**What needs to be done:** Write out the whole listing again, exactly.

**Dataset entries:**
______
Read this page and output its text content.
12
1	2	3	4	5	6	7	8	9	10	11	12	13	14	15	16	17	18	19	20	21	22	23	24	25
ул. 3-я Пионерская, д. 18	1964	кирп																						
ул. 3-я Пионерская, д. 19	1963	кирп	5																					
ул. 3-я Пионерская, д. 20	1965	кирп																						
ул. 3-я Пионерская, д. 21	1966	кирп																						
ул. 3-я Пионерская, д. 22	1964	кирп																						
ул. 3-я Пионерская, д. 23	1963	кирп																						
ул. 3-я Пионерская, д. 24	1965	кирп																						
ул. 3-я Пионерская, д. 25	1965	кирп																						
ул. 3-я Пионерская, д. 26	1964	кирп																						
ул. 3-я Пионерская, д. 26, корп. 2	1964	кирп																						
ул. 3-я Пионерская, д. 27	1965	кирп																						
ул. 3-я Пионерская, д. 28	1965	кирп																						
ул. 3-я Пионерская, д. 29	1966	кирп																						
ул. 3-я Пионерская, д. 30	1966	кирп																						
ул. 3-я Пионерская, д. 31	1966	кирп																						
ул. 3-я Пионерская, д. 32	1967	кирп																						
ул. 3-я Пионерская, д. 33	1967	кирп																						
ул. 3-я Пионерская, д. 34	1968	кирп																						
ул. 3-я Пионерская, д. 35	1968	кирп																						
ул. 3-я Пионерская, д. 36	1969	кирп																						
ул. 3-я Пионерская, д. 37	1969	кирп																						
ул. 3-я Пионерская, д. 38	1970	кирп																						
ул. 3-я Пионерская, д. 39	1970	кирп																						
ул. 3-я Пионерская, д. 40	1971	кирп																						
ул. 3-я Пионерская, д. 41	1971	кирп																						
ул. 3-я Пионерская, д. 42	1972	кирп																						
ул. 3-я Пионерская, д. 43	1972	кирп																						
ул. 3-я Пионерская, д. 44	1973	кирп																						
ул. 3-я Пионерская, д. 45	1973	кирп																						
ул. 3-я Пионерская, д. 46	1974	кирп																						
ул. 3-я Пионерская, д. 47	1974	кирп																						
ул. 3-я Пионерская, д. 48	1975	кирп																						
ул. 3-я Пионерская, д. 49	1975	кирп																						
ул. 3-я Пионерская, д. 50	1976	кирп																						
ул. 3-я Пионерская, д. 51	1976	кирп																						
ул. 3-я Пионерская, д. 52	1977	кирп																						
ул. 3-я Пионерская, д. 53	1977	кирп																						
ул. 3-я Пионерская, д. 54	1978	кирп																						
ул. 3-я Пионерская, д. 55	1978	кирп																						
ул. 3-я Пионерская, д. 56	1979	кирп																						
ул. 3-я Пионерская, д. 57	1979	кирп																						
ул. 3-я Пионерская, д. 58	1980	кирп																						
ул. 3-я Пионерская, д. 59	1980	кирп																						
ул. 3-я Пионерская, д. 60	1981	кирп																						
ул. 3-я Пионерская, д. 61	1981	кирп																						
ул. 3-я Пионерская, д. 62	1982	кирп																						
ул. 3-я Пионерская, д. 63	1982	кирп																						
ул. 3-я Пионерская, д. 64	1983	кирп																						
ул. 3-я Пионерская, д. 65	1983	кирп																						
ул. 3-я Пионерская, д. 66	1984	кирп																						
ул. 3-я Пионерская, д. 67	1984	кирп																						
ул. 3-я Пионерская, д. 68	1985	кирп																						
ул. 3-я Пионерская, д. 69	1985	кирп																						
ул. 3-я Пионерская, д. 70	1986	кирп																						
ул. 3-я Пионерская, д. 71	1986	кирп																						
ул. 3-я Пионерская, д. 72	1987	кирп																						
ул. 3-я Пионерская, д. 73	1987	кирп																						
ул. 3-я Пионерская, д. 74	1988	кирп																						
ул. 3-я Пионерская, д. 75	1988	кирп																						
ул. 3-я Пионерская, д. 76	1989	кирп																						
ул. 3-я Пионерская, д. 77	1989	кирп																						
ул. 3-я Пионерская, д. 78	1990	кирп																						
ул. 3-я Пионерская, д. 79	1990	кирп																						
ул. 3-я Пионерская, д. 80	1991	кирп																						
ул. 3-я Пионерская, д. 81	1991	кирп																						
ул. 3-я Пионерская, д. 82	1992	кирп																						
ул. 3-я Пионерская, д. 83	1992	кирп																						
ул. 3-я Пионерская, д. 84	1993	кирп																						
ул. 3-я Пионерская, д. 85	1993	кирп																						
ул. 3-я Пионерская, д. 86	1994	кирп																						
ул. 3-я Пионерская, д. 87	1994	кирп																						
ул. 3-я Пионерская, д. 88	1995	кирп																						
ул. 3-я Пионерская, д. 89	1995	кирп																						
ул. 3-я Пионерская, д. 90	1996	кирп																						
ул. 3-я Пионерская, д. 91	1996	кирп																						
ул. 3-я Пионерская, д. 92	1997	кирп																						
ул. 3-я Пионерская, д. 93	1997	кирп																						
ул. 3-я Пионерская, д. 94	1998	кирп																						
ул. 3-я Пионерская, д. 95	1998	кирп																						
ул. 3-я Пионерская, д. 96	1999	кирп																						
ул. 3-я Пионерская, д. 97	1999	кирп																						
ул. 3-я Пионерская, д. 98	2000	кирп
______
**Right answer:**
Read this page and output its text content.
12
1	2	3	4	5	6	7	8	9	10	11	12	13	14	15	16	17	18	19	20	21	22	23	24	25
ул. 3-я Пионерская, д. 18	1964	кирп																						
ул. 3-я Пионерская, д. 19	1963	кирп	5																					
ул. 3-я Пионерская, д. 20	1965	кирп																						
ул. 3-я Пионерская, д. 21	1966	кирп																						
ул. 3-я Пионерская, д. 22	1964	кирп																						
ул. 3-я Пионерская, д. 23	1963	кирп																						
ул. 3-я Пионерская, д. 24	1965	кирп																						
ул. 3-я Пионерская, д. 25	1965	кирп																						
ул. 3-я Пионерская, д. 26	1964	кирп																						
ул. 3-я Пионерская, д. 26, корп. 2	1964	кирп																						
ул. 3-я Пионерская, д. 27	1965	кирп																						
ул. 3-я Пионерская, д. 28	1965	кирп																						
ул. 3-я Пионерская, д. 29	1966	кирп																						
ул. 3-я Пионерская, д. 30	1966	кирп																						
ул. 3-я Пионерская, д. 31	1966	кирп																						
ул. 3-я Пионерская, д. 32	1967	кирп																						
ул. 3-я Пионерская, д. 33	1967	кирп																						
ул. 3-я Пионерская, д. 34	1968	кирп																						
ул. 3-я Пионерская, д. 35	1968	кирп																						
ул. 3-я Пионерская, д. 36	1969	кирп																						
ул. 3-я Пионерская, д. 37	1969	кирп																						
ул. 3-я Пионерская, д. 38	1970	кирп																						
ул. 3-я Пионерская, д. 39	1970	кирп																						
ул. 3-я Пионерская, д. 40	1971	кирп																						
ул. 3-я Пионерская, д. 41	1971	кирп																						
ул. 3-я Пионерская, д. 42	1972	кирп																						
ул. 3-я Пионерская, д. 43	1972	кирп																						
ул. 3-я Пионерская, д. 44	1973	кирп																						
ул. 3-я Пионерская, д. 45	1973	кирп																						
ул. 3-я Пионерская, д. 46	1974	кирп																						
ул. 3-я Пионерская, д. 47	1974	кирп																						
ул. 3-я Пионерская, д. 48	1975	кирп																						
ул. 3-я Пионерская, д. 49	1975	кирп																						
ул. 3-я Пионерская, д. 50	1976	кирп																						
ул. 3-я Пионерская, д. 51	1976	кирп																						
ул. 3-я Пионерская, д. 52	1977	кирп																						
ул. 3-я Пионерская, д. 53	1977	кирп																						
ул. 3-я Пионерская, д. 54	1978	кирп																						
ул. 3-я Пионерская, д. 55	1978	кирп																						
ул. 3-я Пионерская, д. 56	1979	кирп																						
ул. 3-я Пионерская, д. 57	1979	кирп																						
ул. 3-я Пионерская, д. 58	1980	кирп																						
ул. 3-я Пионерская, д. 59	1980	кирп																						
ул. 3-я Пионерская, д. 60	1981	кирп																						
ул. 3-я Пионерская, д. 61	1981	кирп																						
ул. 3-я Пионерская, д. 62	1982	кирп																						
ул. 3-я Пионерская, д. 63	1982	кирп																						
ул. 3-я Пионерская, д. 64	1983	кирп																						
ул. 3-я Пионерская, д. 65	1983	кирп																						
ул. 3-я Пионерская, д. 66	1984	кирп																						
ул. 3-я Пионерская, д. 67	1984	кирп																						
ул. 3-я Пионерская, д. 68	1985	кирп																						
ул. 3-я Пионерская, д. 69	1985	кирп																						
ул. 3-я Пионерская, д. 70	1986	кирп																						
ул. 3-я Пионерская, д. 71	1986	кирп																						
ул. 3-я Пионерская, д. 72	1987	кирп																						
ул. 3-я Пионерская, д. 73	1987	кирп																						
ул. 3-я Пионерская, д. 74	1988	кирп																						
ул. 3-я Пионерская, д. 75	1988	кирп																						
ул. 3-я Пионерская, д. 76	1989	кирп																						
ул. 3-я Пионерская, д. 77	1989	кирп																						
ул. 3-я Пионерская, д. 78	1990	кирп																						
ул. 3-я Пионерская, д. 79	1990	кирп																						
ул. 3-я Пионерская, д. 80	1991	кирп																						
ул. 3-я Пионерская, д. 81	1991	кирп																						
ул. 3-я Пионерская, д. 82	1992	кирп																						
ул. 3-я Пионерская, д. 83	1992	кирп																						
ул. 3-я Пионерская, д. 84	1993	кирп																						
ул. 3-я Пионерская, д. 85	1993	кирп																						
ул. 3-я Пионерская, д. 86	1994	кирп																						
ул. 3-я Пионерская, д. 87	1994	кирп																						
ул. 3-я Пионерская, д. 88	1995	кирп																						
ул. 3-я Пионерская, д. 89	1995	кирп																						
ул. 3-я Пионерская, д. 90	1996	кирп																						
ул. 3-я Пионерская, д. 91	1996	кирп																						
ул. 3-я Пионерская, д. 92	1997	кирп																						
ул. 3-я Пионерская, д. 93	1997	кирп																						
ул. 3-я Пионерская, д. 94	1998	кирп																						
ул. 3-я Пионерская, д. 95	1998	кирп																						
ул. 3-я Пионерская, д. 96	1999	кирп																						
ул. 3-я Пионерская, д. 97	1999	кирп																						
ул. 3-я Пионерская, д. 98	2000	кирп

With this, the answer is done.